** WHAT IS BEING ASKED **
Render the material again word for word, skipping the pictures in it.

[START DATA EXCERPTS]

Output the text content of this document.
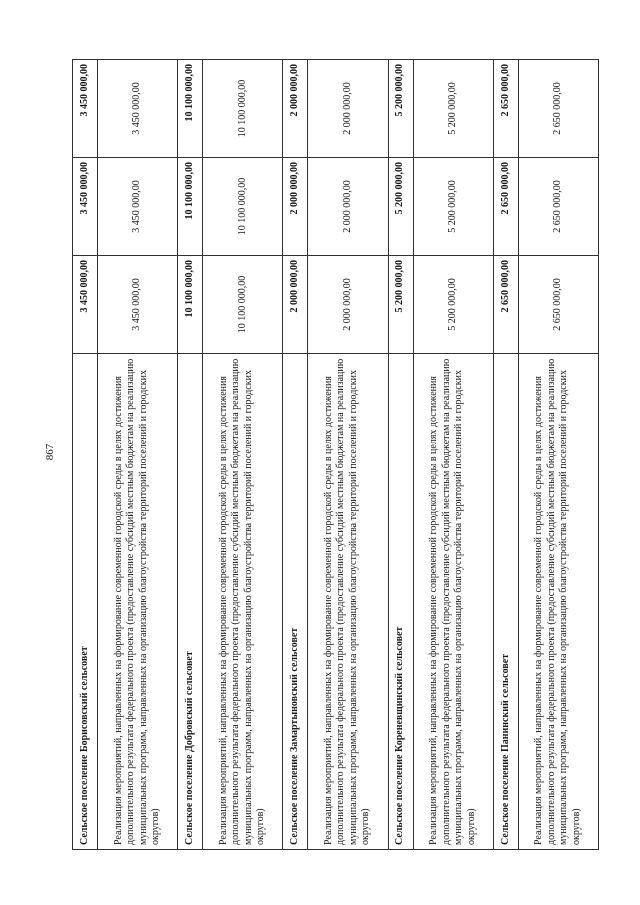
867
Сельское поселение Борисовский сельсовет	3 450 000,00	3 450 000,00	3 450 000,00
Реализация мероприятий, направленных на формирование современной городской среды в целях достижения дополнительного результата федерального проекта (предоставление субсидий местным бюджетам на реализацию муниципальных программ, направленных на организацию благоустройства территорий поселений и городских округов)	3 450 000,00	3 450 000,00	3 450 000,00
Сельское поселение Добровский сельсовет	10 100 000,00	10 100 000,00	10 100 000,00
Реализация мероприятий, направленных на формирование современной городской среды в целях достижения дополнительного результата федерального проекта (предоставление субсидий местным бюджетам на реализацию муниципальных программ, направленных на организацию благоустройства территорий поселений и городских округов)	10 100 000,00	10 100 000,00	10 100 000,00
Сельское поселение Замартыновский сельсовет	2 000 000,00	2 000 000,00	2 000 000,00
Реализация мероприятий, направленных на формирование современной городской среды в целях достижения дополнительного результата федерального проекта (предоставление субсидий местным бюджетам на реализацию муниципальных программ, направленных на организацию благоустройства территорий поселений и городских округов)	2 000 000,00	2 000 000,00	2 000 000,00
Сельское поселение Кореневщинский сельсовет	5 200 000,00	5 200 000,00	5 200 000,00
Реализация мероприятий, направленных на формирование современной городской среды в целях достижения дополнительного результата федерального проекта (предоставление субсидий местным бюджетам на реализацию муниципальных программ, направленных на организацию благоустройства территорий поселений и городских округов)	5 200 000,00	5 200 000,00	5 200 000,00
Сельское поселение Панинский сельсовет	2 650 000,00	2 650 000,00	2 650 000,00
Реализация мероприятий, направленных на формирование современной городской среды в целях достижения дополнительного результата федерального проекта (предоставление субсидий местным бюджетам на реализацию муниципальных программ, направленных на организацию благоустройства территорий поселений и городских округов)	2 650 000,00	2 650 000,00	2 650 000,00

[END DATA EXCERPTS]

** RESPONSE TO THIS TASK **
Output the text content of this document.
867
Сельское поселение Борисовский сельсовет	3 450 000,00	3 450 000,00	3 450 000,00
Реализация мероприятий, направленных на формирование современной городской среды в целях достижения дополнительного результата федерального проекта (предоставление субсидий местным бюджетам на реализацию муниципальных программ, направленных на организацию благоустройства территорий поселений и городских округов)	3 450 000,00	3 450 000,00	3 450 000,00
Сельское поселение Добровский сельсовет	10 100 000,00	10 100 000,00	10 100 000,00
Реализация мероприятий, направленных на формирование современной городской среды в целях достижения дополнительного результата федерального проекта (предоставление субсидий местным бюджетам на реализацию муниципальных программ, направленных на организацию благоустройства территорий поселений и городских округов)	10 100 000,00	10 100 000,00	10 100 000,00
Сельское поселение Замартыновский сельсовет	2 000 000,00	2 000 000,00	2 000 000,00
Реализация мероприятий, направленных на формирование современной городской среды в целях достижения дополнительного результата федерального проекта (предоставление субсидий местным бюджетам на реализацию муниципальных программ, направленных на организацию благоустройства территорий поселений и городских округов)	2 000 000,00	2 000 000,00	2 000 000,00
Сельское поселение Кореневщинский сельсовет	5 200 000,00	5 200 000,00	5 200 000,00
Реализация мероприятий, направленных на формирование современной городской среды в целях достижения дополнительного результата федерального проекта (предоставление субсидий местным бюджетам на реализацию муниципальных программ, направленных на организацию благоустройства территорий поселений и городских округов)	5 200 000,00	5 200 000,00	5 200 000,00
Сельское поселение Панинский сельсовет	2 650 000,00	2 650 000,00	2 650 000,00
Реализация мероприятий, направленных на формирование современной городской среды в целях достижения дополнительного результата федерального проекта (предоставление субсидий местным бюджетам на реализацию муниципальных программ, направленных на организацию благоустройства территорий поселений и городских округов)	2 650 000,00	2 650 000,00	2 650 000,00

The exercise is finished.